**Information supplied**

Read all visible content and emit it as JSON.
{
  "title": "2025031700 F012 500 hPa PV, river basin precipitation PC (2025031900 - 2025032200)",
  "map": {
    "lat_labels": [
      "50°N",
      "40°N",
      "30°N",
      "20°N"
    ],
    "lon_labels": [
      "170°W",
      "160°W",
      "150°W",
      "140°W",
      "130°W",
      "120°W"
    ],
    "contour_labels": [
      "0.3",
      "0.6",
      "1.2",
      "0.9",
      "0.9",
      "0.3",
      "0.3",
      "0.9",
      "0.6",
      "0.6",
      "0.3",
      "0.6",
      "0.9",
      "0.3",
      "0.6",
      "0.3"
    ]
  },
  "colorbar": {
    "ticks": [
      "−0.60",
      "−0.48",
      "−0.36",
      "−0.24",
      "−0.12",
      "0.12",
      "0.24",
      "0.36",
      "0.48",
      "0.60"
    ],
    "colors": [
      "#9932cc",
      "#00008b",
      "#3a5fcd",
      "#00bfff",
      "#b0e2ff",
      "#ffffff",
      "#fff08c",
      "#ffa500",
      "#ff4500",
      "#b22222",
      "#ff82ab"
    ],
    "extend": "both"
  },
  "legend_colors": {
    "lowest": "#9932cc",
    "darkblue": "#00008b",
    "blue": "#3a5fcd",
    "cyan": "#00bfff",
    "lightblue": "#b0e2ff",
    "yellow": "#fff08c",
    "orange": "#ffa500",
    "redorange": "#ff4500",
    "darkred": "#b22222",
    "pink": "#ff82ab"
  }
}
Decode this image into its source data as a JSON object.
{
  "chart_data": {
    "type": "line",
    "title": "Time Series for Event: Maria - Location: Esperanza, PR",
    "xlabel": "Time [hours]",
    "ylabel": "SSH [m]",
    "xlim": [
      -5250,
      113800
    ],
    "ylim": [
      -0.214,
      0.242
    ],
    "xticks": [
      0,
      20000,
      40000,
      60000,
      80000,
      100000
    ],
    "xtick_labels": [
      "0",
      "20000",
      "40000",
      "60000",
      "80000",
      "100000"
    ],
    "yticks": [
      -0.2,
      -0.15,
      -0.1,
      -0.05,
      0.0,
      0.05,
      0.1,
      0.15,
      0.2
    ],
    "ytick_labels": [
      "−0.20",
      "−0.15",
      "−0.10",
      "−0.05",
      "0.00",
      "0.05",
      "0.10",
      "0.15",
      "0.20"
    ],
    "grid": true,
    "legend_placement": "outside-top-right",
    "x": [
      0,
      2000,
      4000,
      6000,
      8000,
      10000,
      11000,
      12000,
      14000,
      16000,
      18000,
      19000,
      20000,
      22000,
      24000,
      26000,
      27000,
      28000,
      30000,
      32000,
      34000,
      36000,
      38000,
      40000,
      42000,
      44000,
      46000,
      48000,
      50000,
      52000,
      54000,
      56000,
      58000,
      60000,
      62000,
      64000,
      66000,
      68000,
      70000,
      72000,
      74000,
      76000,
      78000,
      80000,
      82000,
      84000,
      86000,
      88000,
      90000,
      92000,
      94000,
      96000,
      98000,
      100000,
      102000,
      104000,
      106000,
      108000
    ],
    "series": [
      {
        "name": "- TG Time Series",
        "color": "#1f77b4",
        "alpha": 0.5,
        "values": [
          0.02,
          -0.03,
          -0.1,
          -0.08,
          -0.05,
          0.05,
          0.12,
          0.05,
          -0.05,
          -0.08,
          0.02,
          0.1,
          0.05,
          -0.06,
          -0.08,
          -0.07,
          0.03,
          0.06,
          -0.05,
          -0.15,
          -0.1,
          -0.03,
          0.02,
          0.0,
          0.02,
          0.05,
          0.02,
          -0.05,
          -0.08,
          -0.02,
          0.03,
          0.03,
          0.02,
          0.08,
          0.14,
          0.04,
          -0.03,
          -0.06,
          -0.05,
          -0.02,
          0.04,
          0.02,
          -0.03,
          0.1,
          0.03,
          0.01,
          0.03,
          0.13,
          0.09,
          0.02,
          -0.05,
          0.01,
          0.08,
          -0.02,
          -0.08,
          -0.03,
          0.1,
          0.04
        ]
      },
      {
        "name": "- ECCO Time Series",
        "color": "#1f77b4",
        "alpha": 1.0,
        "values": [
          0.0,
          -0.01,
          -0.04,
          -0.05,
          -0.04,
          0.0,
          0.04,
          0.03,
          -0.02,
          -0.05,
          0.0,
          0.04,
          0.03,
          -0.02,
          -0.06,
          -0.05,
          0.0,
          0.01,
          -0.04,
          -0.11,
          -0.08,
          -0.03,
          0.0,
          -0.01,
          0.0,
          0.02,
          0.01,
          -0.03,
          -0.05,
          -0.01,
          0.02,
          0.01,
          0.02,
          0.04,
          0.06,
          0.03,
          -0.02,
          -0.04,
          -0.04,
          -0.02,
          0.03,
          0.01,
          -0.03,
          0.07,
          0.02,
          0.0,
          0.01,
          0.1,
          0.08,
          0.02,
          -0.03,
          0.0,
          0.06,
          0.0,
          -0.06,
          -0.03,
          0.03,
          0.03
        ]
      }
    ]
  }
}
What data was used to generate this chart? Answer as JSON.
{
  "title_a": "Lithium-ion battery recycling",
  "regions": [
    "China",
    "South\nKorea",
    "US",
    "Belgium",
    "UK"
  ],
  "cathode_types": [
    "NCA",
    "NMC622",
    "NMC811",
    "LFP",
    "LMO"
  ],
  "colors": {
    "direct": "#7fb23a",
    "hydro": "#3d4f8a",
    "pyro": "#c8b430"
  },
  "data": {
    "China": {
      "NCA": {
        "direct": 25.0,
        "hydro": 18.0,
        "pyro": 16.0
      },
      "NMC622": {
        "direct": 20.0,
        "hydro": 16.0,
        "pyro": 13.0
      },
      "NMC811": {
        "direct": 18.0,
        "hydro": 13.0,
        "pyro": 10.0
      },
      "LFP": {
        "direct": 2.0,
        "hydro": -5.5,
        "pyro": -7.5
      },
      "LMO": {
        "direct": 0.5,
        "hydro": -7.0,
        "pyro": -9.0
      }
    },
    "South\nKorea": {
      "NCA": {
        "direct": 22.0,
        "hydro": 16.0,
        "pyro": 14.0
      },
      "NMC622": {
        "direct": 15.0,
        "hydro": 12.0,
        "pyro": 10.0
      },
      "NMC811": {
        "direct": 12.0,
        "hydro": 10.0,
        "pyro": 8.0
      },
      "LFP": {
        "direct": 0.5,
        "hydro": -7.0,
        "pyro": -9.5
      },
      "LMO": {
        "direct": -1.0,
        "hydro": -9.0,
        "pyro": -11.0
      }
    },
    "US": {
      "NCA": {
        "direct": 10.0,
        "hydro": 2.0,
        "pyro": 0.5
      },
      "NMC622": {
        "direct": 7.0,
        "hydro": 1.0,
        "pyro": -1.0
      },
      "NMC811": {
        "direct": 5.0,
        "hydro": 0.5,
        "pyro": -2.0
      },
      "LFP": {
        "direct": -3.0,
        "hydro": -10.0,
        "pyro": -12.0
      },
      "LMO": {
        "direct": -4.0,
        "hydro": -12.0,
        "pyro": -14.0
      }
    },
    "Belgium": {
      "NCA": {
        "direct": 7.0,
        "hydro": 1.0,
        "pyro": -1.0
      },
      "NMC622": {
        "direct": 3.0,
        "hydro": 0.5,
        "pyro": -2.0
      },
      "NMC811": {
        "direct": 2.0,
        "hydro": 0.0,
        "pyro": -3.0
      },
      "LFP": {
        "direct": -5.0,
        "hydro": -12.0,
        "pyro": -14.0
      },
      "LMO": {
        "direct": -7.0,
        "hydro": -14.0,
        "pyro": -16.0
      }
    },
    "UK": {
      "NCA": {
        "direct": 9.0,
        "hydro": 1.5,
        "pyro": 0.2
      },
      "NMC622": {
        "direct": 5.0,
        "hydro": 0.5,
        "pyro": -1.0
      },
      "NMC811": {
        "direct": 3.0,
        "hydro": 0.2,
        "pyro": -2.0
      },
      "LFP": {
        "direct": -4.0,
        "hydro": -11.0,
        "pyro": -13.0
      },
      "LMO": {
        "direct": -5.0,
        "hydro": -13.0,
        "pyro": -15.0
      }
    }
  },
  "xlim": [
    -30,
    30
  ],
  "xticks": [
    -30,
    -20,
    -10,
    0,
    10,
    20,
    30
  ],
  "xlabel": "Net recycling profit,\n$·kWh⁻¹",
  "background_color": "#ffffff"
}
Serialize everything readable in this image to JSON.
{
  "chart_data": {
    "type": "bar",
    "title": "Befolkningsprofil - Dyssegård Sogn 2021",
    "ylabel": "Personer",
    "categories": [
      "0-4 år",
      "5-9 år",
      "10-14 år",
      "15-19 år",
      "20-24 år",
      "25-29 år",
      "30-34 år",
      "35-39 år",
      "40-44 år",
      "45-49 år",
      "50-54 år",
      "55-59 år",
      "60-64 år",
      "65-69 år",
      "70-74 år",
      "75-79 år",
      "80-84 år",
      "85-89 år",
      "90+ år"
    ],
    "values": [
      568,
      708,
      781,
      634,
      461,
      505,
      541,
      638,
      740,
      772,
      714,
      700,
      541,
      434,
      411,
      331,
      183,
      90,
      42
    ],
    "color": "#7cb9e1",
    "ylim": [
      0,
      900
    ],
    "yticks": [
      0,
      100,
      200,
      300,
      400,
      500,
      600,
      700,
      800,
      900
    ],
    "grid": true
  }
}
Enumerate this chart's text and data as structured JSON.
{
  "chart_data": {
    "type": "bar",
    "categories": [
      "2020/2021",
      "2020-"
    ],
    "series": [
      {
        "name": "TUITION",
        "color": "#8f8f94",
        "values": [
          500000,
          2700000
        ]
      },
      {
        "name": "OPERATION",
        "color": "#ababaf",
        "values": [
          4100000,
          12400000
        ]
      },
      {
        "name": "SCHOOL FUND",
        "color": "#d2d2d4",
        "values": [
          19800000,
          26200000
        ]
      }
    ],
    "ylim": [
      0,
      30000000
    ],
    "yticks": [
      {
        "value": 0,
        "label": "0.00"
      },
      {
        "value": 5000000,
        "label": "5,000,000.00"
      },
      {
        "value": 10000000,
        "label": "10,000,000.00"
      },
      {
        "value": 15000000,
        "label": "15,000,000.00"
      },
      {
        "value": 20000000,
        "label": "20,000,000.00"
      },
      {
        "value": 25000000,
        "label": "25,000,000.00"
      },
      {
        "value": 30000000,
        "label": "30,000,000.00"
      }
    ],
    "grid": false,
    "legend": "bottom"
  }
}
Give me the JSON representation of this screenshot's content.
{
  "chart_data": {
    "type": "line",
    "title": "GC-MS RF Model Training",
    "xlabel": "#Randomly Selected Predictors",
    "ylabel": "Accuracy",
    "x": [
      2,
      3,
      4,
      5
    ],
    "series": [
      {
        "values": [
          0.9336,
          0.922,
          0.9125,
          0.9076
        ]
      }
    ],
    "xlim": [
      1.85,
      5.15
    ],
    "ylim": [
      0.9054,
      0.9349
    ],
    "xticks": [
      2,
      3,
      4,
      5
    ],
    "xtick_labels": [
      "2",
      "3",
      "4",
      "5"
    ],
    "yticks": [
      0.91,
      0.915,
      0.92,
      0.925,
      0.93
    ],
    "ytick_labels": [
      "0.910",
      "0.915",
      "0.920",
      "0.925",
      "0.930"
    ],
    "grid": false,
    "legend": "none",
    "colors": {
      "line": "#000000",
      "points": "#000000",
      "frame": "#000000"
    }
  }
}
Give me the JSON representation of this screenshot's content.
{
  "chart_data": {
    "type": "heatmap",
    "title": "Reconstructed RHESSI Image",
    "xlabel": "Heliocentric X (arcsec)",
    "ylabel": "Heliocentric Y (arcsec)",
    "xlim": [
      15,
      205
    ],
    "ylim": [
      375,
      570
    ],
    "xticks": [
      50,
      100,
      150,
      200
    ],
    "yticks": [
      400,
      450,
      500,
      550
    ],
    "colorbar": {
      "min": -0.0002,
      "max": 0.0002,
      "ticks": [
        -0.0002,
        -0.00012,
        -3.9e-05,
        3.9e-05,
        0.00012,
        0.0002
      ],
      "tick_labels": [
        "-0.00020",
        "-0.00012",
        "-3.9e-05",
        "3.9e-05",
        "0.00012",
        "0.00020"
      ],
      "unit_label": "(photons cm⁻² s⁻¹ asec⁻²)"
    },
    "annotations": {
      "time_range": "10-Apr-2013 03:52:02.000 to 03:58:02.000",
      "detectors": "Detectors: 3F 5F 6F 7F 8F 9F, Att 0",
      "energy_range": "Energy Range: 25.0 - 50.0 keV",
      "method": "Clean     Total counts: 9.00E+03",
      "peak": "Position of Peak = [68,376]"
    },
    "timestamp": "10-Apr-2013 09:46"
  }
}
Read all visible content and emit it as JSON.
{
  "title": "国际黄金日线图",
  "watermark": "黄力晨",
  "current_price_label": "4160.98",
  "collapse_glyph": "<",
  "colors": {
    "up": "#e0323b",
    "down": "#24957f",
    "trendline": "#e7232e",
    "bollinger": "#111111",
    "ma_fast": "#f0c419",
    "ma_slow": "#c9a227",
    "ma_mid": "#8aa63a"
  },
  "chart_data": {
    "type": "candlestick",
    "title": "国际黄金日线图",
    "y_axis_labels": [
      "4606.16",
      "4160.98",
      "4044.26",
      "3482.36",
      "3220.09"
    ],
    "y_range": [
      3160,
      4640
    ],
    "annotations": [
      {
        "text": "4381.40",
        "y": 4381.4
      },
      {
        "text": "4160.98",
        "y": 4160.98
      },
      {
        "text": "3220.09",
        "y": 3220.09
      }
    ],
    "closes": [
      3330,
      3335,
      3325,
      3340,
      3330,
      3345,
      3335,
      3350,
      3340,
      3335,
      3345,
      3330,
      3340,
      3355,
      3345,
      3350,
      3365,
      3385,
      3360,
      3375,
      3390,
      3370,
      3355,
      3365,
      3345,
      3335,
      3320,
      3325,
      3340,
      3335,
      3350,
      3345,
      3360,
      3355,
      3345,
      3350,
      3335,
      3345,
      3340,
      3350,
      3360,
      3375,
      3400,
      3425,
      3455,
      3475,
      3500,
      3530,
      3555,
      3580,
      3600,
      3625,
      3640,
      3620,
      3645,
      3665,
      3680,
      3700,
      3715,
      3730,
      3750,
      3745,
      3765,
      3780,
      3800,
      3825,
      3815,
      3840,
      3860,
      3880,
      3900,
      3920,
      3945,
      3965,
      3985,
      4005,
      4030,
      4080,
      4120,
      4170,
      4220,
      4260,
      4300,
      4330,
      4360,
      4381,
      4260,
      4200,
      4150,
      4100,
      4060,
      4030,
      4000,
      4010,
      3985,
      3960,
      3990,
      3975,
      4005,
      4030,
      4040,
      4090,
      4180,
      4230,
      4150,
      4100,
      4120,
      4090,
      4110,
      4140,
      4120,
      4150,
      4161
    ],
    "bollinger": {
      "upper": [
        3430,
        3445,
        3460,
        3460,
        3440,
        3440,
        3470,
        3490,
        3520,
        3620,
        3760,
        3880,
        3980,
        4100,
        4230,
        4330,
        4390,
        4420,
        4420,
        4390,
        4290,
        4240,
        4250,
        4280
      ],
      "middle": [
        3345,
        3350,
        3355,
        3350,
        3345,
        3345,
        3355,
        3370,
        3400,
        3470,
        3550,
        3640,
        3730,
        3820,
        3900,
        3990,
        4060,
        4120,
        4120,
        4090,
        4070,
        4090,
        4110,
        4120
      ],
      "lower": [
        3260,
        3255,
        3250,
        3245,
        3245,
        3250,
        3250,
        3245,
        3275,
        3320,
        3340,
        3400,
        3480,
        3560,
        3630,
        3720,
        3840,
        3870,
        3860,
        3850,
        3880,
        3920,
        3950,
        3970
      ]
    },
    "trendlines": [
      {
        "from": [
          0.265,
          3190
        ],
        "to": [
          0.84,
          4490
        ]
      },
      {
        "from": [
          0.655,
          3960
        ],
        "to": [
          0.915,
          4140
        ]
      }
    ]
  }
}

**Your objective**
Return the lines of the records that include the string "name".

**Solution**
        "name": "- TG Time Series",
        "name": "- ECCO Time Series",
        "name": "TUITION",
        "name": "OPERATION",
        "name": "SCHOOL FUND",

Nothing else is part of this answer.